- Extracted entries:
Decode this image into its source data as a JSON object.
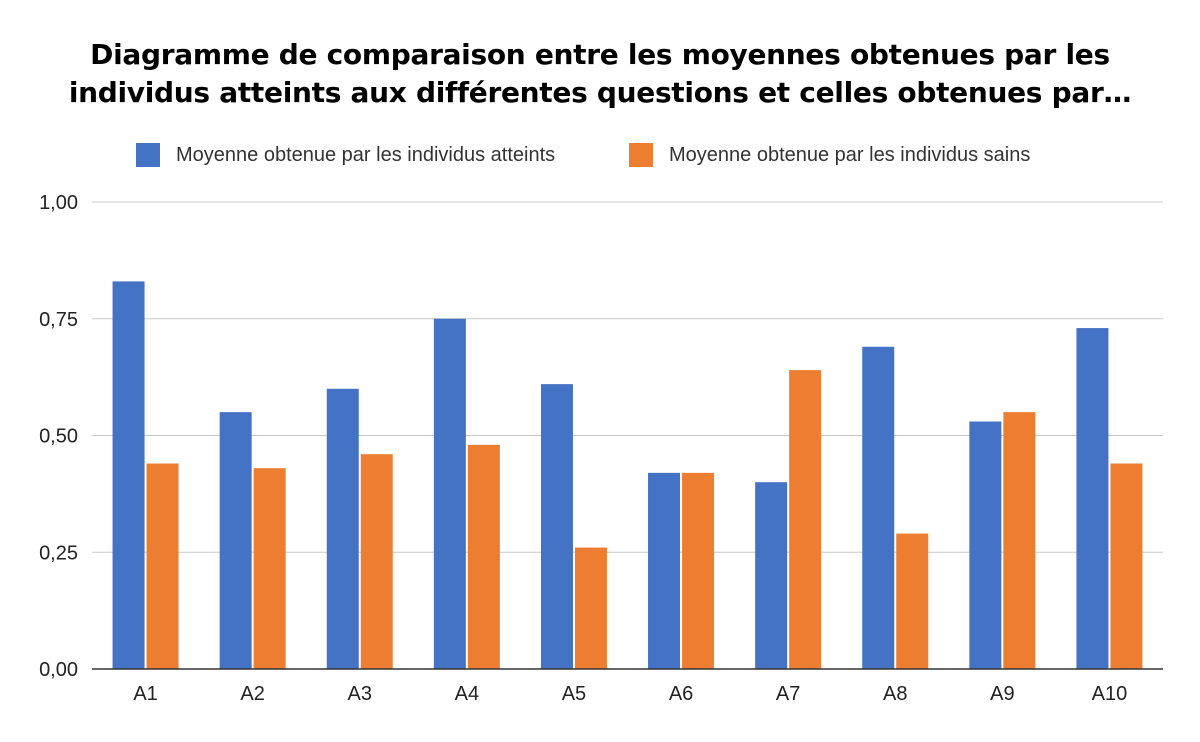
{
  "chart_data": {
    "type": "bar",
    "title_lines": [
      "Diagramme de comparaison entre les moyennes obtenues par les",
      "individus atteints aux différentes questions et celles obtenues par…"
    ],
    "categories": [
      "A1",
      "A2",
      "A3",
      "A4",
      "A5",
      "A6",
      "A7",
      "A8",
      "A9",
      "A10"
    ],
    "series": [
      {
        "name": "Moyenne obtenue par les individus atteints",
        "color": "#4472c4",
        "values": [
          0.83,
          0.55,
          0.6,
          0.75,
          0.61,
          0.42,
          0.4,
          0.69,
          0.53,
          0.73
        ]
      },
      {
        "name": "Moyenne obtenue par les individus sains",
        "color": "#ed7d31",
        "values": [
          0.44,
          0.43,
          0.46,
          0.48,
          0.26,
          0.42,
          0.64,
          0.29,
          0.55,
          0.44
        ]
      }
    ],
    "yticks": [
      "0,00",
      "0,25",
      "0,50",
      "0,75",
      "1,00"
    ],
    "ylim": [
      0,
      1
    ],
    "xlabel": "",
    "ylabel": "",
    "grid": true,
    "legend_position": "top"
  }
}
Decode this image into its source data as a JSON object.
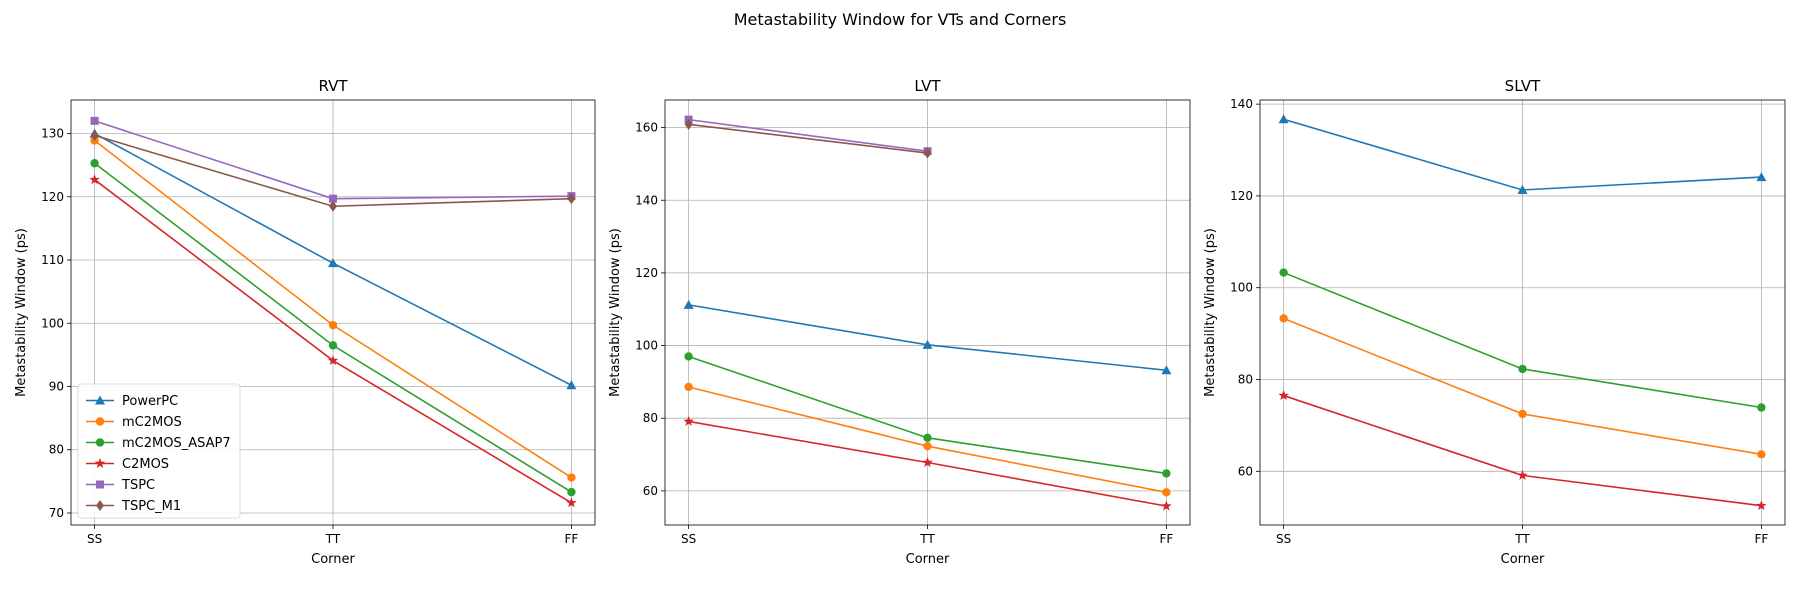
{
  "figure_title": "Metastability Window for VTs and Corners",
  "chart_data": [
    {
      "type": "line",
      "title": "RVT",
      "xlabel": "Corner",
      "ylabel": "Metastability Window (ps)",
      "categories": [
        "SS",
        "TT",
        "FF"
      ],
      "ylim": [
        68.1,
        135.3
      ],
      "yticks": [
        70,
        80,
        90,
        100,
        110,
        120,
        130
      ],
      "grid": true,
      "legend": "lower-left",
      "series": [
        {
          "name": "PowerPC",
          "color": "#1f77b4",
          "marker": "triangle",
          "values": [
            130.0,
            109.5,
            90.2
          ]
        },
        {
          "name": "mC2MOS",
          "color": "#ff7f0e",
          "marker": "circle",
          "values": [
            128.9,
            99.7,
            75.6
          ]
        },
        {
          "name": "mC2MOS_ASAP7",
          "color": "#2ca02c",
          "marker": "circle",
          "values": [
            125.3,
            96.5,
            73.3
          ]
        },
        {
          "name": "C2MOS",
          "color": "#d62728",
          "marker": "star",
          "values": [
            122.7,
            94.1,
            71.6
          ]
        },
        {
          "name": "TSPC",
          "color": "#9467bd",
          "marker": "square",
          "values": [
            132.0,
            119.7,
            120.1
          ]
        },
        {
          "name": "TSPC_M1",
          "color": "#8c564b",
          "marker": "diamond",
          "values": [
            129.7,
            118.5,
            119.7
          ]
        }
      ]
    },
    {
      "type": "line",
      "title": "LVT",
      "xlabel": "Corner",
      "ylabel": "Metastability Window (ps)",
      "categories": [
        "SS",
        "TT",
        "FF"
      ],
      "ylim": [
        50.6,
        167.6
      ],
      "yticks": [
        60,
        80,
        100,
        120,
        140,
        160
      ],
      "grid": true,
      "series": [
        {
          "name": "PowerPC",
          "color": "#1f77b4",
          "marker": "triangle",
          "values": [
            111.2,
            100.2,
            93.2
          ]
        },
        {
          "name": "mC2MOS",
          "color": "#ff7f0e",
          "marker": "circle",
          "values": [
            88.6,
            72.3,
            59.6
          ]
        },
        {
          "name": "mC2MOS_ASAP7",
          "color": "#2ca02c",
          "marker": "circle",
          "values": [
            97.0,
            74.6,
            64.8
          ]
        },
        {
          "name": "C2MOS",
          "color": "#d62728",
          "marker": "star",
          "values": [
            79.1,
            67.8,
            55.8
          ]
        },
        {
          "name": "TSPC",
          "color": "#9467bd",
          "marker": "square",
          "values": [
            162.2,
            153.5,
            null
          ]
        },
        {
          "name": "TSPC_M1",
          "color": "#8c564b",
          "marker": "diamond",
          "values": [
            160.9,
            153.0,
            null
          ]
        }
      ]
    },
    {
      "type": "line",
      "title": "SLVT",
      "xlabel": "Corner",
      "ylabel": "Metastability Window (ps)",
      "categories": [
        "SS",
        "TT",
        "FF"
      ],
      "ylim": [
        48.3,
        140.9
      ],
      "yticks": [
        60,
        80,
        100,
        120,
        140
      ],
      "grid": true,
      "series": [
        {
          "name": "PowerPC",
          "color": "#1f77b4",
          "marker": "triangle",
          "values": [
            136.7,
            121.3,
            124.1
          ]
        },
        {
          "name": "mC2MOS",
          "color": "#ff7f0e",
          "marker": "circle",
          "values": [
            93.3,
            72.5,
            63.7
          ]
        },
        {
          "name": "mC2MOS_ASAP7",
          "color": "#2ca02c",
          "marker": "circle",
          "values": [
            103.3,
            82.3,
            73.9
          ]
        },
        {
          "name": "C2MOS",
          "color": "#d62728",
          "marker": "star",
          "values": [
            76.5,
            59.1,
            52.5
          ]
        }
      ]
    }
  ]
}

- The exercise: In your copy, repeat each record exactly and include no pictures.

- Response to the task:
Decode this image into its source data as a JSON object.
{
  "chart_data": {
    "type": "bar",
    "title_lines": [
      "Diagramme de comparaison entre les moyennes obtenues par les",
      "individus atteints aux différentes questions et celles obtenues par…"
    ],
    "categories": [
      "A1",
      "A2",
      "A3",
      "A4",
      "A5",
      "A6",
      "A7",
      "A8",
      "A9",
      "A10"
    ],
    "series": [
      {
        "name": "Moyenne obtenue par les individus atteints",
        "color": "#4472c4",
        "values": [
          0.83,
          0.55,
          0.6,
          0.75,
          0.61,
          0.42,
          0.4,
          0.69,
          0.53,
          0.73
        ]
      },
      {
        "name": "Moyenne obtenue par les individus sains",
        "color": "#ed7d31",
        "values": [
          0.44,
          0.43,
          0.46,
          0.48,
          0.26,
          0.42,
          0.64,
          0.29,
          0.55,
          0.44
        ]
      }
    ],
    "yticks": [
      "0,00",
      "0,25",
      "0,50",
      "0,75",
      "1,00"
    ],
    "ylim": [
      0,
      1
    ],
    "xlabel": "",
    "ylabel": "",
    "grid": true,
    "legend_position": "top"
  }
}
Decode this image into its source data as a JSON object.
{
  "figure_title": "Metastability Window for VTs and Corners",
  "chart_data": [
    {
      "type": "line",
      "title": "RVT",
      "xlabel": "Corner",
      "ylabel": "Metastability Window (ps)",
      "categories": [
        "SS",
        "TT",
        "FF"
      ],
      "ylim": [
        68.1,
        135.3
      ],
      "yticks": [
        70,
        80,
        90,
        100,
        110,
        120,
        130
      ],
      "grid": true,
      "legend": "lower-left",
      "series": [
        {
          "name": "PowerPC",
          "color": "#1f77b4",
          "marker": "triangle",
          "values": [
            130.0,
            109.5,
            90.2
          ]
        },
        {
          "name": "mC2MOS",
          "color": "#ff7f0e",
          "marker": "circle",
          "values": [
            128.9,
            99.7,
            75.6
          ]
        },
        {
          "name": "mC2MOS_ASAP7",
          "color": "#2ca02c",
          "marker": "circle",
          "values": [
            125.3,
            96.5,
            73.3
          ]
        },
        {
          "name": "C2MOS",
          "color": "#d62728",
          "marker": "star",
          "values": [
            122.7,
            94.1,
            71.6
          ]
        },
        {
          "name": "TSPC",
          "color": "#9467bd",
          "marker": "square",
          "values": [
            132.0,
            119.7,
            120.1
          ]
        },
        {
          "name": "TSPC_M1",
          "color": "#8c564b",
          "marker": "diamond",
          "values": [
            129.7,
            118.5,
            119.7
          ]
        }
      ]
    },
    {
      "type": "line",
      "title": "LVT",
      "xlabel": "Corner",
      "ylabel": "Metastability Window (ps)",
      "categories": [
        "SS",
        "TT",
        "FF"
      ],
      "ylim": [
        50.6,
        167.6
      ],
      "yticks": [
        60,
        80,
        100,
        120,
        140,
        160
      ],
      "grid": true,
      "series": [
        {
          "name": "PowerPC",
          "color": "#1f77b4",
          "marker": "triangle",
          "values": [
            111.2,
            100.2,
            93.2
          ]
        },
        {
          "name": "mC2MOS",
          "color": "#ff7f0e",
          "marker": "circle",
          "values": [
            88.6,
            72.3,
            59.6
          ]
        },
        {
          "name": "mC2MOS_ASAP7",
          "color": "#2ca02c",
          "marker": "circle",
          "values": [
            97.0,
            74.6,
            64.8
          ]
        },
        {
          "name": "C2MOS",
          "color": "#d62728",
          "marker": "star",
          "values": [
            79.1,
            67.8,
            55.8
          ]
        },
        {
          "name": "TSPC",
          "color": "#9467bd",
          "marker": "square",
          "values": [
            162.2,
            153.5,
            null
          ]
        },
        {
          "name": "TSPC_M1",
          "color": "#8c564b",
          "marker": "diamond",
          "values": [
            160.9,
            153.0,
            null
          ]
        }
      ]
    },
    {
      "type": "line",
      "title": "SLVT",
      "xlabel": "Corner",
      "ylabel": "Metastability Window (ps)",
      "categories": [
        "SS",
        "TT",
        "FF"
      ],
      "ylim": [
        48.3,
        140.9
      ],
      "yticks": [
        60,
        80,
        100,
        120,
        140
      ],
      "grid": true,
      "series": [
        {
          "name": "PowerPC",
          "color": "#1f77b4",
          "marker": "triangle",
          "values": [
            136.7,
            121.3,
            124.1
          ]
        },
        {
          "name": "mC2MOS",
          "color": "#ff7f0e",
          "marker": "circle",
          "values": [
            93.3,
            72.5,
            63.7
          ]
        },
        {
          "name": "mC2MOS_ASAP7",
          "color": "#2ca02c",
          "marker": "circle",
          "values": [
            103.3,
            82.3,
            73.9
          ]
        },
        {
          "name": "C2MOS",
          "color": "#d62728",
          "marker": "star",
          "values": [
            76.5,
            59.1,
            52.5
          ]
        }
      ]
    }
  ]
}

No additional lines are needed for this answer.